#### SELECTED PASSAGE

By Hana Askren
The Canadian oil and gas industry has seen some interesting activity, with two cross-border mega-deals followed by a regulatory clamp-down on future similar deals. The “Canadian Oil & Gas 2013 Outlook” recently published by mergermarket and Torys LLP asked a variety of questions of respondents about this dynamic region and industry.
Catalysts for deals include access to capital, growth plans, commodity price forecasts and global developments.
Regulatory and Cross Border
In spite of regulatory developments preventing foreign state-owned enterprises from making acquisitions in Canada, respondents had a large degree of confidence in the mergers and acquisitions (M&A) market. The vast majority, about 75 percent, did not expect regulatory risk to hinder deals in the coming year. More than 80 percent of them believed that companies based in Asia-Pacific will be highly acquisitive over the next 12 months, so deal fervor doesn’t seem to have cooled in the minds of these industry participants.
This news service has reported that foreign state-owned companies are likely to pursue joint ventures (JVs) on the same scale as they had previously pursued acquisitions. It has also reported extensively on the Canadian need for capital to develop its oil sands and other unconventional resource types; respondents seem to expect the deals to flow in as well.
Respondents were also enthusiastic about Canadian companies’ interest in Latin American, North American and Middle East/African assets. They cited challenges such as nationalization risk, local content requirements and mismatched valuation expectations as the biggest barriers to doing outbound international deals.
The largest two deals in this area were Petronas’ $5 billion (USD) acquisition of Progress Energy and CNOOC’s $17.6 billion acquisition of Nexen. However, neither of those deals would now be approved under Canada’s new SOE regulations, so it is up for debate where the next cross-border deals in Canada will come from and what they could look like.
Cross-border interest is expected to be highest in oil sands and oil-weighted assets, respectively, with natural gas and offshore resources close behind. Canadian natural gas companies could see the most cross-border M&A next year, according to 55 percent of participants.
Acquisitions and JVs or farm-in partnerships have always been a staple of the industry’s growth. Acquisitions are more highly favored, with 71 percent of respondents saying they preferred this method over farm-ins; however, industry changes could be afoot with the new regulations heavily favoring JVs over outright acquisitions.

########

**GIVEN EXERCISE**
Translate this sentence from the article on Canadian oil and gas deals into Spanish: "Catalysts for deals include access to capital, growth plans, commodity price forecasts and global developments."

#### GIVEN INFORMATION

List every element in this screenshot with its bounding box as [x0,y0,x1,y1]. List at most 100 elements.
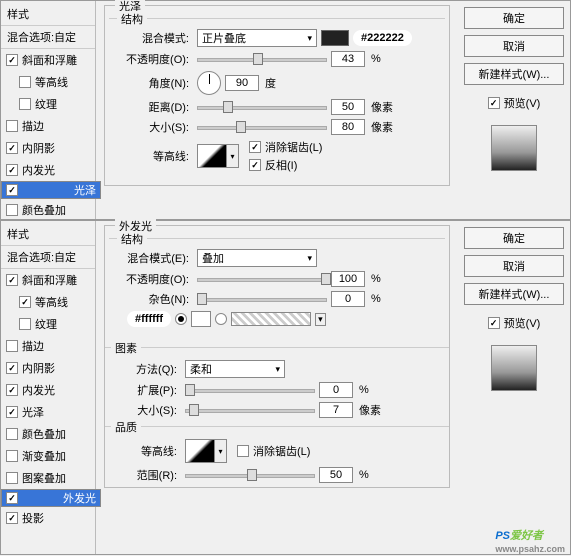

########

**REPLY TO THE EXERCISE**
Entre los catalizadores de las operaciones se encuentran el acceso al capital, los planes de crecimiento, las previsiones de precios de las materias primas y los acontecimientos mundiales.